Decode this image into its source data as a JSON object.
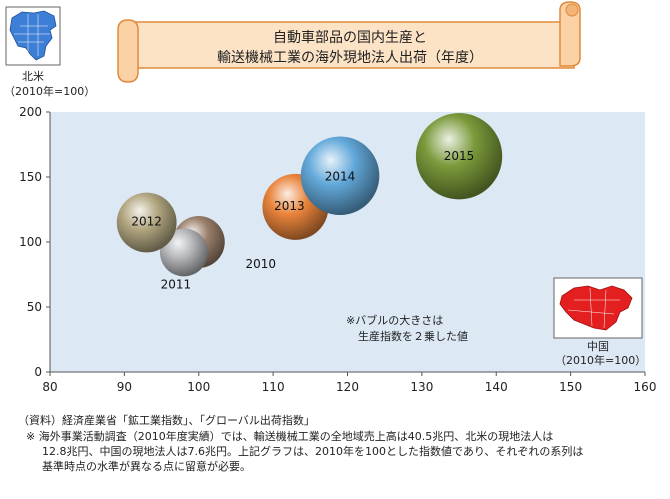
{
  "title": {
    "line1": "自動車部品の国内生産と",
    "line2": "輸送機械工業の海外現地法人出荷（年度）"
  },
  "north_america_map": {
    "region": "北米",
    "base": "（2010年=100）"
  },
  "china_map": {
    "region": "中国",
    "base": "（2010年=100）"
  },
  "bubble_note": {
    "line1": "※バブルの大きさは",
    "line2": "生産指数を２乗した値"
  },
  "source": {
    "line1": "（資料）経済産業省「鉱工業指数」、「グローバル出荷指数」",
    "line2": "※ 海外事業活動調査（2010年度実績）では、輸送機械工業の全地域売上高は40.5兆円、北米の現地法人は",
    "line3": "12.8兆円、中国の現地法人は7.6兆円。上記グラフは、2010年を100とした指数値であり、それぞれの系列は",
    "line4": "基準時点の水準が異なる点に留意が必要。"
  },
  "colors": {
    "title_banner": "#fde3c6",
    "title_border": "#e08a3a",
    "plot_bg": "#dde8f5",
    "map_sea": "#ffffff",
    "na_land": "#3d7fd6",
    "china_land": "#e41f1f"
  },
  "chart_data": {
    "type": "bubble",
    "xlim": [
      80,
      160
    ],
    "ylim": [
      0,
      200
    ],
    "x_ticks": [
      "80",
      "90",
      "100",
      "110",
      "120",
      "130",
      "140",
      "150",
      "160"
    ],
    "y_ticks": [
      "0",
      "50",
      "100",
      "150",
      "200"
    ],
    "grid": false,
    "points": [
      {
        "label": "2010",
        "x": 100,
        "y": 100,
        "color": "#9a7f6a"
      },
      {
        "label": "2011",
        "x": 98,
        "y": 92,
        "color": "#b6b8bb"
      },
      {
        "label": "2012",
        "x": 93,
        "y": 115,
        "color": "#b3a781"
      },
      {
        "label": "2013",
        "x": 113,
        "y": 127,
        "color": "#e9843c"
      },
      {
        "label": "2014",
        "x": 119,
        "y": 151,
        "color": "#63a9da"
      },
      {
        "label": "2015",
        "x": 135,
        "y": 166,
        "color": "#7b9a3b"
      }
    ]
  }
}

◆ Work instructions
Please repeat the entries exactly. Do not include the pictures.

◆ Output below
Decode this image into its source data as a JSON object.
{
  "title": {
    "line1": "自動車部品の国内生産と",
    "line2": "輸送機械工業の海外現地法人出荷（年度）"
  },
  "north_america_map": {
    "region": "北米",
    "base": "（2010年=100）"
  },
  "china_map": {
    "region": "中国",
    "base": "（2010年=100）"
  },
  "bubble_note": {
    "line1": "※バブルの大きさは",
    "line2": "生産指数を２乗した値"
  },
  "source": {
    "line1": "（資料）経済産業省「鉱工業指数」、「グローバル出荷指数」",
    "line2": "※ 海外事業活動調査（2010年度実績）では、輸送機械工業の全地域売上高は40.5兆円、北米の現地法人は",
    "line3": "12.8兆円、中国の現地法人は7.6兆円。上記グラフは、2010年を100とした指数値であり、それぞれの系列は",
    "line4": "基準時点の水準が異なる点に留意が必要。"
  },
  "colors": {
    "title_banner": "#fde3c6",
    "title_border": "#e08a3a",
    "plot_bg": "#dde8f5",
    "map_sea": "#ffffff",
    "na_land": "#3d7fd6",
    "china_land": "#e41f1f"
  },
  "chart_data": {
    "type": "bubble",
    "xlim": [
      80,
      160
    ],
    "ylim": [
      0,
      200
    ],
    "x_ticks": [
      "80",
      "90",
      "100",
      "110",
      "120",
      "130",
      "140",
      "150",
      "160"
    ],
    "y_ticks": [
      "0",
      "50",
      "100",
      "150",
      "200"
    ],
    "grid": false,
    "points": [
      {
        "label": "2010",
        "x": 100,
        "y": 100,
        "color": "#9a7f6a"
      },
      {
        "label": "2011",
        "x": 98,
        "y": 92,
        "color": "#b6b8bb"
      },
      {
        "label": "2012",
        "x": 93,
        "y": 115,
        "color": "#b3a781"
      },
      {
        "label": "2013",
        "x": 113,
        "y": 127,
        "color": "#e9843c"
      },
      {
        "label": "2014",
        "x": 119,
        "y": 151,
        "color": "#63a9da"
      },
      {
        "label": "2015",
        "x": 135,
        "y": 166,
        "color": "#7b9a3b"
      }
    ]
  }
}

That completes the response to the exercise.